>>>
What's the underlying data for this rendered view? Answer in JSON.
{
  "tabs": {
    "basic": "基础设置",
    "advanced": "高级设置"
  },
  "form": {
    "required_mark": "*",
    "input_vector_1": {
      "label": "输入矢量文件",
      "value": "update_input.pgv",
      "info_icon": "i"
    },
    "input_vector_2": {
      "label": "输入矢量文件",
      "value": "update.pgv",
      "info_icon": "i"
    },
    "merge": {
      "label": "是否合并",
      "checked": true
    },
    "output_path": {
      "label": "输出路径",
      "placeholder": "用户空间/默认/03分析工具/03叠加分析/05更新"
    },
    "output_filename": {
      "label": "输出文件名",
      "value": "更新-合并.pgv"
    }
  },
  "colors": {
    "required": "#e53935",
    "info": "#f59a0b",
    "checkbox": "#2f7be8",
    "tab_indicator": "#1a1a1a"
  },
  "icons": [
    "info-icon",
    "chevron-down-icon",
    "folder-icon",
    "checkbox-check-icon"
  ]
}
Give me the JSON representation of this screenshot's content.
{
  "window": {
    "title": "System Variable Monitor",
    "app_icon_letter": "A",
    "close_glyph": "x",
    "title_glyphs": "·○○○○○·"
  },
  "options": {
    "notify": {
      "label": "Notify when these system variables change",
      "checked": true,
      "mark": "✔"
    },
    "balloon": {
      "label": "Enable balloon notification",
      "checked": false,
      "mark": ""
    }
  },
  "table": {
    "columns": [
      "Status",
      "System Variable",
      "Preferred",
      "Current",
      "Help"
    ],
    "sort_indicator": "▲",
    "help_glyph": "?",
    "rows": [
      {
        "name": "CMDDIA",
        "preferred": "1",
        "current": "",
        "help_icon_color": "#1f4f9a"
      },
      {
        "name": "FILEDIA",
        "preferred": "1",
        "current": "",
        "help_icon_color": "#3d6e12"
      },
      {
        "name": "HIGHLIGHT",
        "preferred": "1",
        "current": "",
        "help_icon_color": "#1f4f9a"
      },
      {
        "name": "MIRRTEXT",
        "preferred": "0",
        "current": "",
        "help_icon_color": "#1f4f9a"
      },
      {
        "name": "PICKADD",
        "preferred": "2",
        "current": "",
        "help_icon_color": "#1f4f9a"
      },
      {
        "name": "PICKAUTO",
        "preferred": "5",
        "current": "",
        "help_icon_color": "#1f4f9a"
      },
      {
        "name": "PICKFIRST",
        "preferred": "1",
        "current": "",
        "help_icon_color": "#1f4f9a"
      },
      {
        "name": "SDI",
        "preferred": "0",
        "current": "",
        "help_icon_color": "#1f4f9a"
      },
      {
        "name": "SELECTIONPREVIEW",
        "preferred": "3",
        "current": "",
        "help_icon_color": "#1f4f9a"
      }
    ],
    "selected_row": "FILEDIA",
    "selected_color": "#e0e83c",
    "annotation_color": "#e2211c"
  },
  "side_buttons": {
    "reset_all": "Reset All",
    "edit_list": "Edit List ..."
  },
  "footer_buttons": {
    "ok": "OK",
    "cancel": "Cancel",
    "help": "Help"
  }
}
<<<
> _YOUR GOAL_
Type the material above out again, exactly.

> _REPLY_
What's the underlying data for this rendered view? Answer in JSON.
{
  "tabs": {
    "basic": "基础设置",
    "advanced": "高级设置"
  },
  "form": {
    "required_mark": "*",
    "input_vector_1": {
      "label": "输入矢量文件",
      "value": "update_input.pgv",
      "info_icon": "i"
    },
    "input_vector_2": {
      "label": "输入矢量文件",
      "value": "update.pgv",
      "info_icon": "i"
    },
    "merge": {
      "label": "是否合并",
      "checked": true
    },
    "output_path": {
      "label": "输出路径",
      "placeholder": "用户空间/默认/03分析工具/03叠加分析/05更新"
    },
    "output_filename": {
      "label": "输出文件名",
      "value": "更新-合并.pgv"
    }
  },
  "colors": {
    "required": "#e53935",
    "info": "#f59a0b",
    "checkbox": "#2f7be8",
    "tab_indicator": "#1a1a1a"
  },
  "icons": [
    "info-icon",
    "chevron-down-icon",
    "folder-icon",
    "checkbox-check-icon"
  ]
}
Give me the JSON representation of this screenshot's content.
{
  "window": {
    "title": "System Variable Monitor",
    "app_icon_letter": "A",
    "close_glyph": "x",
    "title_glyphs": "·○○○○○·"
  },
  "options": {
    "notify": {
      "label": "Notify when these system variables change",
      "checked": true,
      "mark": "✔"
    },
    "balloon": {
      "label": "Enable balloon notification",
      "checked": false,
      "mark": ""
    }
  },
  "table": {
    "columns": [
      "Status",
      "System Variable",
      "Preferred",
      "Current",
      "Help"
    ],
    "sort_indicator": "▲",
    "help_glyph": "?",
    "rows": [
      {
        "name": "CMDDIA",
        "preferred": "1",
        "current": "",
        "help_icon_color": "#1f4f9a"
      },
      {
        "name": "FILEDIA",
        "preferred": "1",
        "current": "",
        "help_icon_color": "#3d6e12"
      },
      {
        "name": "HIGHLIGHT",
        "preferred": "1",
        "current": "",
        "help_icon_color": "#1f4f9a"
      },
      {
        "name": "MIRRTEXT",
        "preferred": "0",
        "current": "",
        "help_icon_color": "#1f4f9a"
      },
      {
        "name": "PICKADD",
        "preferred": "2",
        "current": "",
        "help_icon_color": "#1f4f9a"
      },
      {
        "name": "PICKAUTO",
        "preferred": "5",
        "current": "",
        "help_icon_color": "#1f4f9a"
      },
      {
        "name": "PICKFIRST",
        "preferred": "1",
        "current": "",
        "help_icon_color": "#1f4f9a"
      },
      {
        "name": "SDI",
        "preferred": "0",
        "current": "",
        "help_icon_color": "#1f4f9a"
      },
      {
        "name": "SELECTIONPREVIEW",
        "preferred": "3",
        "current": "",
        "help_icon_color": "#1f4f9a"
      }
    ],
    "selected_row": "FILEDIA",
    "selected_color": "#e0e83c",
    "annotation_color": "#e2211c"
  },
  "side_buttons": {
    "reset_all": "Reset All",
    "edit_list": "Edit List ..."
  },
  "footer_buttons": {
    "ok": "OK",
    "cancel": "Cancel",
    "help": "Help"
  }
}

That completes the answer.